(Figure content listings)

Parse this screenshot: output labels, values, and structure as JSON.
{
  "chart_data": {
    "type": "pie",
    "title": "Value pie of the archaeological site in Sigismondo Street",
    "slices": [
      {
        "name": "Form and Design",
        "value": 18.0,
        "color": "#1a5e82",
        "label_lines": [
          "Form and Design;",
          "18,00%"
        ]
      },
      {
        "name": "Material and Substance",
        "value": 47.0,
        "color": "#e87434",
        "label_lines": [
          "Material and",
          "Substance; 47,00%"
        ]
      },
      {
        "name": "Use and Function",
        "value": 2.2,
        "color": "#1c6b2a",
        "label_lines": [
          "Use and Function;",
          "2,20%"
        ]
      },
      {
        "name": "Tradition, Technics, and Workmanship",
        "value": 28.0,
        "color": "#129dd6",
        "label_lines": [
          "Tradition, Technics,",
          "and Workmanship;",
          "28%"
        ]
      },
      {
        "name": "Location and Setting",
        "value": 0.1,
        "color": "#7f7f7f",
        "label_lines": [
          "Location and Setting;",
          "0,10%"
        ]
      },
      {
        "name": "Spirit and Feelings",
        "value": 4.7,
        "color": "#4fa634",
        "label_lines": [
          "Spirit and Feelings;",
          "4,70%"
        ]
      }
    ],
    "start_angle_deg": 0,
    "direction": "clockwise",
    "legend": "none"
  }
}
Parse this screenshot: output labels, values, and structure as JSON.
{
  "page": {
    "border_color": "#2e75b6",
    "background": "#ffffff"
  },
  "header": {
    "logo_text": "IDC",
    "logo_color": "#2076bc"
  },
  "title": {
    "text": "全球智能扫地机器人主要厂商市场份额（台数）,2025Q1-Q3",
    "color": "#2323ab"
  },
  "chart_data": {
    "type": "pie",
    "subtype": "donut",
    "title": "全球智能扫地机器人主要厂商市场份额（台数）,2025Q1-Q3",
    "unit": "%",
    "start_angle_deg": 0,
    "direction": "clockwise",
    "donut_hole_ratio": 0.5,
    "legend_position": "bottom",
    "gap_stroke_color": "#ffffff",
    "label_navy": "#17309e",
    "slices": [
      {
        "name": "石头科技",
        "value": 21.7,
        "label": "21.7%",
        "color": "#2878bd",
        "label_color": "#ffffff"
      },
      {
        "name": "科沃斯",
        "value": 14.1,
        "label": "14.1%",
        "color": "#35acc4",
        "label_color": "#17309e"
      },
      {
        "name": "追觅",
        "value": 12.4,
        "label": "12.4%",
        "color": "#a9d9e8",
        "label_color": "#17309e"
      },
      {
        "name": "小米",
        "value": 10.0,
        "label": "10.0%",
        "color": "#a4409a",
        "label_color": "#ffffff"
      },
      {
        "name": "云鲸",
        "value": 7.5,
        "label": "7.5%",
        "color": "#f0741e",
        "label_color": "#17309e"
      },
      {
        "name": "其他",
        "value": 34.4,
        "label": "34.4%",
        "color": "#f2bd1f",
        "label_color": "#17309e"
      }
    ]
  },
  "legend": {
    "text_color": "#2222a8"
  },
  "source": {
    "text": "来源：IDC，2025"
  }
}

= To do =
Pick out and copy every line that contains the word "Form".

= Expected answer =
        "name": "Form and Design",
          "Form and Design;",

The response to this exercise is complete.